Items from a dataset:
══════════

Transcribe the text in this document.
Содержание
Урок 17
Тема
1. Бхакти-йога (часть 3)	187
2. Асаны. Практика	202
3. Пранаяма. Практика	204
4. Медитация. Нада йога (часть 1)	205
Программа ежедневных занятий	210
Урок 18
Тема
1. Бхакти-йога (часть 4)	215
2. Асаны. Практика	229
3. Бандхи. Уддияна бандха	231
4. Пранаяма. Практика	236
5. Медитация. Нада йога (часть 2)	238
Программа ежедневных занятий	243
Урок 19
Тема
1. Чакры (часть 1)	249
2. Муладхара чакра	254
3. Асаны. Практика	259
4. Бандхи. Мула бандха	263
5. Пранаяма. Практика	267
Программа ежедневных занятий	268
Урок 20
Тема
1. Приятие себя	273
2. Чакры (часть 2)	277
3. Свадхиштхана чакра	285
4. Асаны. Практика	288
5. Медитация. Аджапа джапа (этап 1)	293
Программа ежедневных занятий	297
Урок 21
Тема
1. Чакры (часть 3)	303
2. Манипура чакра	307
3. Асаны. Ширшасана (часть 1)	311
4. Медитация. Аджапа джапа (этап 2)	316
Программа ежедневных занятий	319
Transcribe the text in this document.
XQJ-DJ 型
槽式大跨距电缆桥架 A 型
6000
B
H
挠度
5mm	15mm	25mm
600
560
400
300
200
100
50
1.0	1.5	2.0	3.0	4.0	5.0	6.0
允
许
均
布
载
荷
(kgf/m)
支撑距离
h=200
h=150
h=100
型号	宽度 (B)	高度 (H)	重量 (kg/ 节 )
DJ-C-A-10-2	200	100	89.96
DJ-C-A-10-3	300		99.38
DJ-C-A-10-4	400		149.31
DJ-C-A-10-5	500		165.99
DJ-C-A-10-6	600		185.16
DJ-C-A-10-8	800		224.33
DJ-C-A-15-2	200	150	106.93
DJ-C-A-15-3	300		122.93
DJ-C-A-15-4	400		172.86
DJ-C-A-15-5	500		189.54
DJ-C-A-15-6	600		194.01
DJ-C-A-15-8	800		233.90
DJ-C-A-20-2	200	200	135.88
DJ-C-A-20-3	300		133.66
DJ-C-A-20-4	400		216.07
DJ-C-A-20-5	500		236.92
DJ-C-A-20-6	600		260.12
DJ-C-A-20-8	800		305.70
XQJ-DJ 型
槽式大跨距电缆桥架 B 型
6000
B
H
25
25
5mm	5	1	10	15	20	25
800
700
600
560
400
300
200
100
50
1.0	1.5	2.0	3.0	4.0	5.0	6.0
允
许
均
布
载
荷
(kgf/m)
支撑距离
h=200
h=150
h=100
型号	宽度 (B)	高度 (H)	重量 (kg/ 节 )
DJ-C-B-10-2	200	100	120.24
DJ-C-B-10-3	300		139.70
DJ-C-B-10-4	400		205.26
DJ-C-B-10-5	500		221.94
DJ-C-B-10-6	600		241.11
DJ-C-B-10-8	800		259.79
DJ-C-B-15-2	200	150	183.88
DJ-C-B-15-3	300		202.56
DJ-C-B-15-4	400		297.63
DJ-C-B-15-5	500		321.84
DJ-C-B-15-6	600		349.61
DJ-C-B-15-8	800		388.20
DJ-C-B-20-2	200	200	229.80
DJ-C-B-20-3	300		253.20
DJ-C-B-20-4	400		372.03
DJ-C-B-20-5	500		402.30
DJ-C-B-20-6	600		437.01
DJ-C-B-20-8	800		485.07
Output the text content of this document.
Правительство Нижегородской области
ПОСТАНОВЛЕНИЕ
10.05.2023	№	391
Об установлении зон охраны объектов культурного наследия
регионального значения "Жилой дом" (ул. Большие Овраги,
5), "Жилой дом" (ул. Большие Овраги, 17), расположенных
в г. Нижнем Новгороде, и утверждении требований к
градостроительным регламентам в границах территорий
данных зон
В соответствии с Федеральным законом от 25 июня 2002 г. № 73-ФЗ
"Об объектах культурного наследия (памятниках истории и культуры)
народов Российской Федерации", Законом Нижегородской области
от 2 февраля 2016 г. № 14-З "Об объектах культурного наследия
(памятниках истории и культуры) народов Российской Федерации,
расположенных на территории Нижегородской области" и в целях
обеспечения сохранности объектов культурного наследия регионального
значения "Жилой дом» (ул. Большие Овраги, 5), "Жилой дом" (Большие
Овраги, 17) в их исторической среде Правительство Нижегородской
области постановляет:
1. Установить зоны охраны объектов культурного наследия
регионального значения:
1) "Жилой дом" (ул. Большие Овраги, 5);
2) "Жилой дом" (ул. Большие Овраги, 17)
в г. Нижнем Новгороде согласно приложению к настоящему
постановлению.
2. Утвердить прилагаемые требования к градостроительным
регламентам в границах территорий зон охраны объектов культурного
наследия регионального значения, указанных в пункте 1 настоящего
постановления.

══════════

Exercise:
Using the exact wording, write out all of the records.

Exercise answer:
Transcribe the text in this document.
Содержание
Урок 17
Тема
1. Бхакти-йога (часть 3)	187
2. Асаны. Практика	202
3. Пранаяма. Практика	204
4. Медитация. Нада йога (часть 1)	205
Программа ежедневных занятий	210
Урок 18
Тема
1. Бхакти-йога (часть 4)	215
2. Асаны. Практика	229
3. Бандхи. Уддияна бандха	231
4. Пранаяма. Практика	236
5. Медитация. Нада йога (часть 2)	238
Программа ежедневных занятий	243
Урок 19
Тема
1. Чакры (часть 1)	249
2. Муладхара чакра	254
3. Асаны. Практика	259
4. Бандхи. Мула бандха	263
5. Пранаяма. Практика	267
Программа ежедневных занятий	268
Урок 20
Тема
1. Приятие себя	273
2. Чакры (часть 2)	277
3. Свадхиштхана чакра	285
4. Асаны. Практика	288
5. Медитация. Аджапа джапа (этап 1)	293
Программа ежедневных занятий	297
Урок 21
Тема
1. Чакры (часть 3)	303
2. Манипура чакра	307
3. Асаны. Ширшасана (часть 1)	311
4. Медитация. Аджапа джапа (этап 2)	316
Программа ежедневных занятий	319
Transcribe the text in this document.
XQJ-DJ 型
槽式大跨距电缆桥架 A 型
6000
B
H
挠度
5mm	15mm	25mm
600
560
400
300
200
100
50
1.0	1.5	2.0	3.0	4.0	5.0	6.0
允
许
均
布
载
荷
(kgf/m)
支撑距离
h=200
h=150
h=100
型号	宽度 (B)	高度 (H)	重量 (kg/ 节 )
DJ-C-A-10-2	200	100	89.96
DJ-C-A-10-3	300		99.38
DJ-C-A-10-4	400		149.31
DJ-C-A-10-5	500		165.99
DJ-C-A-10-6	600		185.16
DJ-C-A-10-8	800		224.33
DJ-C-A-15-2	200	150	106.93
DJ-C-A-15-3	300		122.93
DJ-C-A-15-4	400		172.86
DJ-C-A-15-5	500		189.54
DJ-C-A-15-6	600		194.01
DJ-C-A-15-8	800		233.90
DJ-C-A-20-2	200	200	135.88
DJ-C-A-20-3	300		133.66
DJ-C-A-20-4	400		216.07
DJ-C-A-20-5	500		236.92
DJ-C-A-20-6	600		260.12
DJ-C-A-20-8	800		305.70
XQJ-DJ 型
槽式大跨距电缆桥架 B 型
6000
B
H
25
25
5mm	5	1	10	15	20	25
800
700
600
560
400
300
200
100
50
1.0	1.5	2.0	3.0	4.0	5.0	6.0
允
许
均
布
载
荷
(kgf/m)
支撑距离
h=200
h=150
h=100
型号	宽度 (B)	高度 (H)	重量 (kg/ 节 )
DJ-C-B-10-2	200	100	120.24
DJ-C-B-10-3	300		139.70
DJ-C-B-10-4	400		205.26
DJ-C-B-10-5	500		221.94
DJ-C-B-10-6	600		241.11
DJ-C-B-10-8	800		259.79
DJ-C-B-15-2	200	150	183.88
DJ-C-B-15-3	300		202.56
DJ-C-B-15-4	400		297.63
DJ-C-B-15-5	500		321.84
DJ-C-B-15-6	600		349.61
DJ-C-B-15-8	800		388.20
DJ-C-B-20-2	200	200	229.80
DJ-C-B-20-3	300		253.20
DJ-C-B-20-4	400		372.03
DJ-C-B-20-5	500		402.30
DJ-C-B-20-6	600		437.01
DJ-C-B-20-8	800		485.07
Output the text content of this document.
Правительство Нижегородской области
ПОСТАНОВЛЕНИЕ
10.05.2023	№	391
Об установлении зон охраны объектов культурного наследия
регионального значения "Жилой дом" (ул. Большие Овраги,
5), "Жилой дом" (ул. Большие Овраги, 17), расположенных
в г. Нижнем Новгороде, и утверждении требований к
градостроительным регламентам в границах территорий
данных зон
В соответствии с Федеральным законом от 25 июня 2002 г. № 73-ФЗ
"Об объектах культурного наследия (памятниках истории и культуры)
народов Российской Федерации", Законом Нижегородской области
от 2 февраля 2016 г. № 14-З "Об объектах культурного наследия
(памятниках истории и культуры) народов Российской Федерации,
расположенных на территории Нижегородской области" и в целях
обеспечения сохранности объектов культурного наследия регионального
значения "Жилой дом» (ул. Большие Овраги, 5), "Жилой дом" (Большие
Овраги, 17) в их исторической среде Правительство Нижегородской
области постановляет:
1. Установить зоны охраны объектов культурного наследия
регионального значения:
1) "Жилой дом" (ул. Большие Овраги, 5);
2) "Жилой дом" (ул. Большие Овраги, 17)
в г. Нижнем Новгороде согласно приложению к настоящему
постановлению.
2. Утвердить прилагаемые требования к градостроительным
регламентам в границах территорий зон охраны объектов культурного
наследия регионального значения, указанных в пункте 1 настоящего
постановления.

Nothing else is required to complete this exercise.